* PROBLEM TO SOLVE: Reproduce the data from the line with "most 100 elements." to the line with "desktop-icon[interactable]: ⚡雷电模拟器 [964,734,1028,797]", substituting "shortcut-icon" for every "desktop-icon" and keeping everything else the same.
** start of DATA ENTRIES **
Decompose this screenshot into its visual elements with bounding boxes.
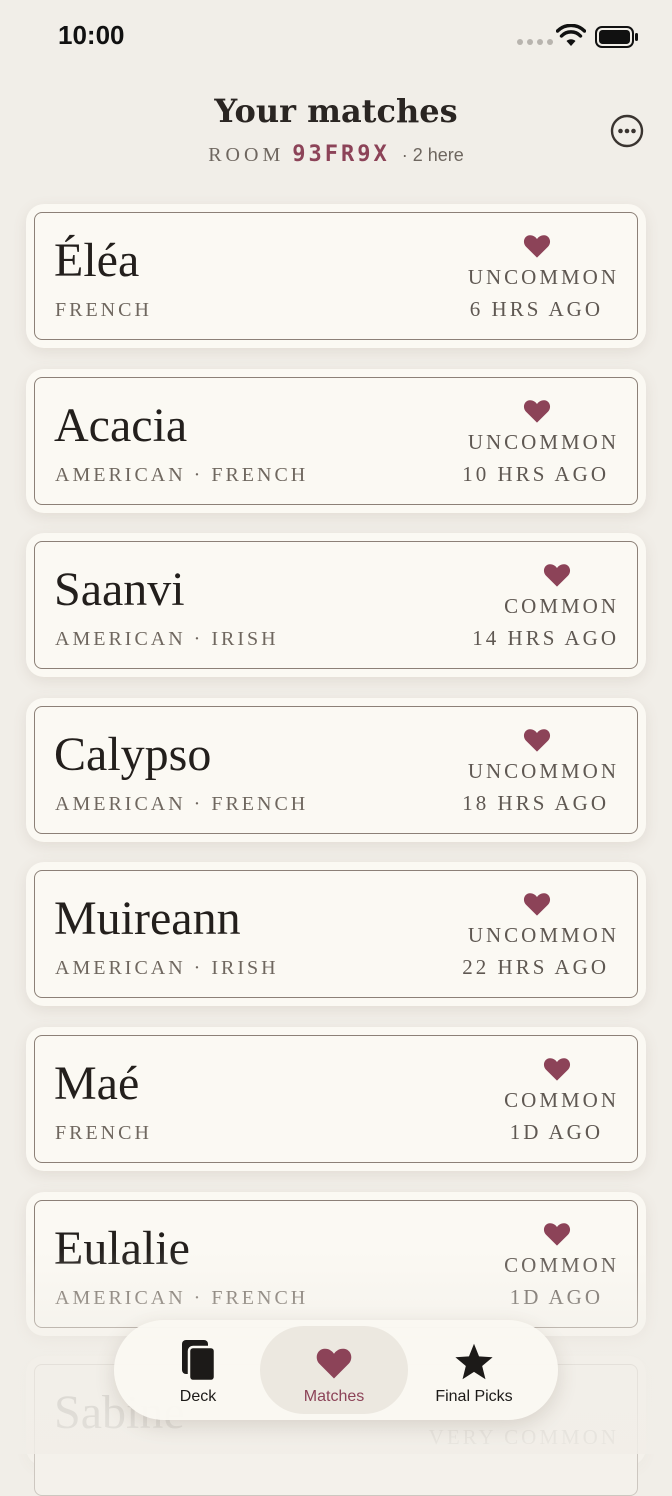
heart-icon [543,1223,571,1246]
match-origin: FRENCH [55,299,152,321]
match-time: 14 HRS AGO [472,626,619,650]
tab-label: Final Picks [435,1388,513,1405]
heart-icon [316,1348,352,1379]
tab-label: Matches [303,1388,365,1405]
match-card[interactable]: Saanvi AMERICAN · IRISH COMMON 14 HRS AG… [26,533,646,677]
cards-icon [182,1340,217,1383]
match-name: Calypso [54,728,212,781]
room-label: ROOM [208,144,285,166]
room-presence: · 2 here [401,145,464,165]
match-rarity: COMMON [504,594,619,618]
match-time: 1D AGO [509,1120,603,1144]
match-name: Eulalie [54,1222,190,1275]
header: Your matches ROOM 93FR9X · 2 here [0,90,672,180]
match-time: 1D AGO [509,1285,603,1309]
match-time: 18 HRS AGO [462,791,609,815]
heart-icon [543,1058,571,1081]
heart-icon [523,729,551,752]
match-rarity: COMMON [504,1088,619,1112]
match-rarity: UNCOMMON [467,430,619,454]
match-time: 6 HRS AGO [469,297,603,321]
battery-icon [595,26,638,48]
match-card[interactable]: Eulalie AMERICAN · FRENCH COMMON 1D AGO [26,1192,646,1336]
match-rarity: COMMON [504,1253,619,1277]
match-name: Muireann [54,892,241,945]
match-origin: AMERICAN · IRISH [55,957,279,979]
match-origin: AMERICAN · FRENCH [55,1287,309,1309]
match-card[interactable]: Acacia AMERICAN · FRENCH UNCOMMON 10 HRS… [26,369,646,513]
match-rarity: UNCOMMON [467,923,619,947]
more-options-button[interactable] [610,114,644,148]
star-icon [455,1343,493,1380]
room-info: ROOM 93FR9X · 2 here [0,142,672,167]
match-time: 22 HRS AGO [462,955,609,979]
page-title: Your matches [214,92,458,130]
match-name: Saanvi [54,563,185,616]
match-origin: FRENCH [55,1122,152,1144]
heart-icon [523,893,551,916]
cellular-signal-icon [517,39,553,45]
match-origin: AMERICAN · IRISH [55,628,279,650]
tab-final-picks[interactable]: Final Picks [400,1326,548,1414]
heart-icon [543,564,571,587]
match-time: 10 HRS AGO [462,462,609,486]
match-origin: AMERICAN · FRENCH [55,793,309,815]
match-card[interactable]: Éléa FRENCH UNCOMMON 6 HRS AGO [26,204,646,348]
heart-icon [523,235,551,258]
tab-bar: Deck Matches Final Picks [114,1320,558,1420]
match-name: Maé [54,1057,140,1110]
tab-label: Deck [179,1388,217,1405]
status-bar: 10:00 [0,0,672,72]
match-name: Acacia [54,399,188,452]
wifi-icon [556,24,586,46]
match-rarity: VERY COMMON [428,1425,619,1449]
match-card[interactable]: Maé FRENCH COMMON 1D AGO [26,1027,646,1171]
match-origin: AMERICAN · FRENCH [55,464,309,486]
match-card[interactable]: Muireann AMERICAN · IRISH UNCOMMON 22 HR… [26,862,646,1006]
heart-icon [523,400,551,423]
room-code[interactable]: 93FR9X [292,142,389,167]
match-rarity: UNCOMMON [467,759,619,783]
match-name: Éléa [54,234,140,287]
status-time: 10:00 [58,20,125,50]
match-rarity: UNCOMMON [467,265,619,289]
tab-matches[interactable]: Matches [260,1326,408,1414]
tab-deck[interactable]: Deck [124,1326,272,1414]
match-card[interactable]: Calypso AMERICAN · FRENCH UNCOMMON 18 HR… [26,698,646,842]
** end of DATA ENTRIES **
** start of DATA ENTRIES **
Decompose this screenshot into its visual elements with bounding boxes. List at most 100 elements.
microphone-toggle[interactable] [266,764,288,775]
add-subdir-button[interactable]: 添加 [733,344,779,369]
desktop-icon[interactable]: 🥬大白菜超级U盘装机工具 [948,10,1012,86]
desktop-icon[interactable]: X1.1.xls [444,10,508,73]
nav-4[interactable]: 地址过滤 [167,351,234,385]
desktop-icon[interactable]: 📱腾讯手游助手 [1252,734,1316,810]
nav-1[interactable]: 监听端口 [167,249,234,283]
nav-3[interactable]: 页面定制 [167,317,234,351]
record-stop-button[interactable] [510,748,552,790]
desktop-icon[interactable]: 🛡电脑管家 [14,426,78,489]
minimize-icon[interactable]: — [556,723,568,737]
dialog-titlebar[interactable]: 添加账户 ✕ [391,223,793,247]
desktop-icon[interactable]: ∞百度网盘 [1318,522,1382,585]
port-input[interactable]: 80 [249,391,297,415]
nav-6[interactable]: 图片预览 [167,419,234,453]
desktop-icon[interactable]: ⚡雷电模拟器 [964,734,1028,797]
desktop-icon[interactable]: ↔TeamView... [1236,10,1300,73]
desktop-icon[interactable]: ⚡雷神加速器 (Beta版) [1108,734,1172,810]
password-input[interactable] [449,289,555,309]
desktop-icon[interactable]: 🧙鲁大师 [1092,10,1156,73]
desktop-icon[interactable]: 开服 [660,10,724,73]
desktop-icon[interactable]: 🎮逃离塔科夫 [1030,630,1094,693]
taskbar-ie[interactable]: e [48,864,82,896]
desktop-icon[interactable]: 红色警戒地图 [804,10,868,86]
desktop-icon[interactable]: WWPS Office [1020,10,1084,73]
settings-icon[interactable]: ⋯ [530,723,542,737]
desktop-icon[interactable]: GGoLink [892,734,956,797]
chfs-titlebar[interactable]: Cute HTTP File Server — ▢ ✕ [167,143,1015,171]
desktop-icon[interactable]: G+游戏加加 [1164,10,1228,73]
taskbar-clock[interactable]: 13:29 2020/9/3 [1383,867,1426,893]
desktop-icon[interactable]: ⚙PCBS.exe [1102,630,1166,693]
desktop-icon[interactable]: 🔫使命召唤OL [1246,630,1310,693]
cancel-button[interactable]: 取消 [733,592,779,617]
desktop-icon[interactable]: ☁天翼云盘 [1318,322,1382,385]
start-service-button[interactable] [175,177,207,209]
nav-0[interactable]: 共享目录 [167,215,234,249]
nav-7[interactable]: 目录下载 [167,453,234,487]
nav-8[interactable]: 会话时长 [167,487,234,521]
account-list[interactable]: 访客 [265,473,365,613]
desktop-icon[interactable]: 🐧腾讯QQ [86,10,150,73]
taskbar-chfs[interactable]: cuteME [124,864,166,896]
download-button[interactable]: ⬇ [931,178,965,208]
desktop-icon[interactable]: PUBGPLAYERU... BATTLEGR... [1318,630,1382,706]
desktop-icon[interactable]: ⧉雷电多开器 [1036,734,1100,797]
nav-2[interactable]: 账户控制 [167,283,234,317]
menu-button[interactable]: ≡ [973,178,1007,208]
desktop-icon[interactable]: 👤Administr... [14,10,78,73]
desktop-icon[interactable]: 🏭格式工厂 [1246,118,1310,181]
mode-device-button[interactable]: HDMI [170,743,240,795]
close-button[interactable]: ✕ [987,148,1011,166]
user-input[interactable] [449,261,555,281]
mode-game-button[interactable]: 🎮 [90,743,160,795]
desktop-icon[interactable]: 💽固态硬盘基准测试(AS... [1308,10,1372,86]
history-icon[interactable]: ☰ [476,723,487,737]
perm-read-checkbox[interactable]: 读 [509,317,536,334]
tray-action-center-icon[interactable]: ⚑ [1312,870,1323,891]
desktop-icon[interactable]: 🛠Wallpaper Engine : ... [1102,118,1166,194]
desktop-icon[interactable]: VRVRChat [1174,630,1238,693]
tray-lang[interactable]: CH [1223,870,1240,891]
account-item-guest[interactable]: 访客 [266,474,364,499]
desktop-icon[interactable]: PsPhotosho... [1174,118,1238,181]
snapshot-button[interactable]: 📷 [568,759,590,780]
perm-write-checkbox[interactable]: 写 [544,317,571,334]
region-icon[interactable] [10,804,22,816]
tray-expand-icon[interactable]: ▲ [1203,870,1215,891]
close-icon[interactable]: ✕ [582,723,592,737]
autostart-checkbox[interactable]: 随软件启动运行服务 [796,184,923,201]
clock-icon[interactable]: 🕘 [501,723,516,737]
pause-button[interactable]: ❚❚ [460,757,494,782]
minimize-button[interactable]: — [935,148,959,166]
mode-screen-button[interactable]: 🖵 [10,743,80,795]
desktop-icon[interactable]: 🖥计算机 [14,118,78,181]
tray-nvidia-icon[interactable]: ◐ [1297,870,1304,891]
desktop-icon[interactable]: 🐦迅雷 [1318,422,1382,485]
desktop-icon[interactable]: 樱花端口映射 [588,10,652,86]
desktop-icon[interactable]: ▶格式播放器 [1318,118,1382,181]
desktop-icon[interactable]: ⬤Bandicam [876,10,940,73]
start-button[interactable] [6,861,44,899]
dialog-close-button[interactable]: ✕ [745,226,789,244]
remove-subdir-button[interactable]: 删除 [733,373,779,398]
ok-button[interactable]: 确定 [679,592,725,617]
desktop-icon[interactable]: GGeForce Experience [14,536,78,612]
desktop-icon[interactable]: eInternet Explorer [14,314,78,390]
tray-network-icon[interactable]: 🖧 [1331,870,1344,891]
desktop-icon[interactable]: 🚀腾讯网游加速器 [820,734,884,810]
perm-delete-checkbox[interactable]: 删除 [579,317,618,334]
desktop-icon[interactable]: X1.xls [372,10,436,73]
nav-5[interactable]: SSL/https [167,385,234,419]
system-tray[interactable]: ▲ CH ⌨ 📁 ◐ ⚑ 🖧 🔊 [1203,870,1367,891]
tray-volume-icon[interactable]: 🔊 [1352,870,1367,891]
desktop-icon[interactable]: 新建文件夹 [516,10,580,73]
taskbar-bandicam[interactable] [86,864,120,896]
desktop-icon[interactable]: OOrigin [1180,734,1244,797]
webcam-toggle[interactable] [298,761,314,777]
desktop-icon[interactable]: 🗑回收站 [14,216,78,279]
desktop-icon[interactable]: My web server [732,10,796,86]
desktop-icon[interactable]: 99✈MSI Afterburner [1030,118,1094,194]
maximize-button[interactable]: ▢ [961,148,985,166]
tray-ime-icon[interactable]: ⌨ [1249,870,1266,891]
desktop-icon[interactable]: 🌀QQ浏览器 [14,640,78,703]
** end of DATA ENTRIES **
** start of DATA ENTRIES **
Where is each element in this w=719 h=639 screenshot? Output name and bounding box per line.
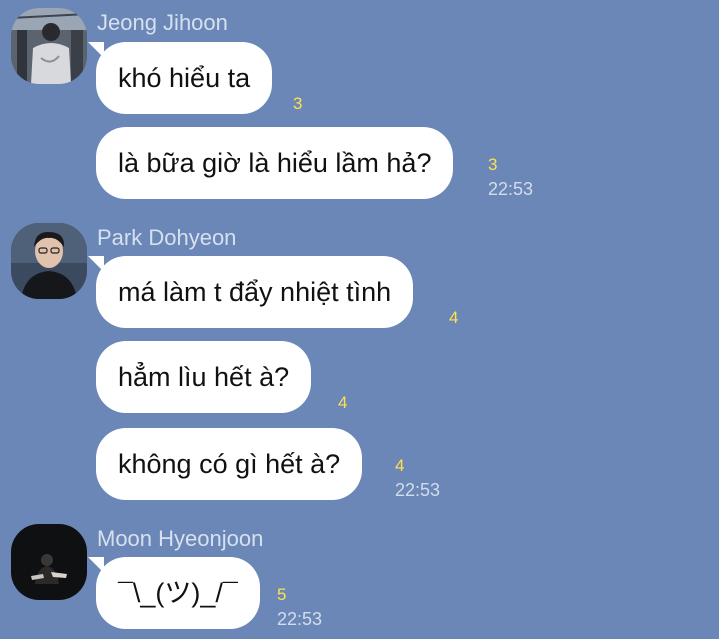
** end of DATA ENTRIES **
* EXERCISE SOLUTION:
Decompose this screenshot into its visual elements with bounding boxes. List at most 100 elements.
microphone-toggle[interactable] [266,764,288,775]
add-subdir-button[interactable]: 添加 [733,344,779,369]
shortcut-icon[interactable]: 🥬大白菜超级U盘装机工具 [948,10,1012,86]
shortcut-icon[interactable]: X1.1.xls [444,10,508,73]
nav-4[interactable]: 地址过滤 [167,351,234,385]
shortcut-icon[interactable]: 📱腾讯手游助手 [1252,734,1316,810]
nav-1[interactable]: 监听端口 [167,249,234,283]
nav-3[interactable]: 页面定制 [167,317,234,351]
record-stop-button[interactable] [510,748,552,790]
shortcut-icon[interactable]: 🛡电脑管家 [14,426,78,489]
minimize-icon[interactable]: — [556,723,568,737]
dialog-titlebar[interactable]: 添加账户 ✕ [391,223,793,247]
shortcut-icon[interactable]: ∞百度网盘 [1318,522,1382,585]
port-input[interactable]: 80 [249,391,297,415]
nav-6[interactable]: 图片预览 [167,419,234,453]
shortcut-icon[interactable]: ⚡雷电模拟器 [964,734,1028,797]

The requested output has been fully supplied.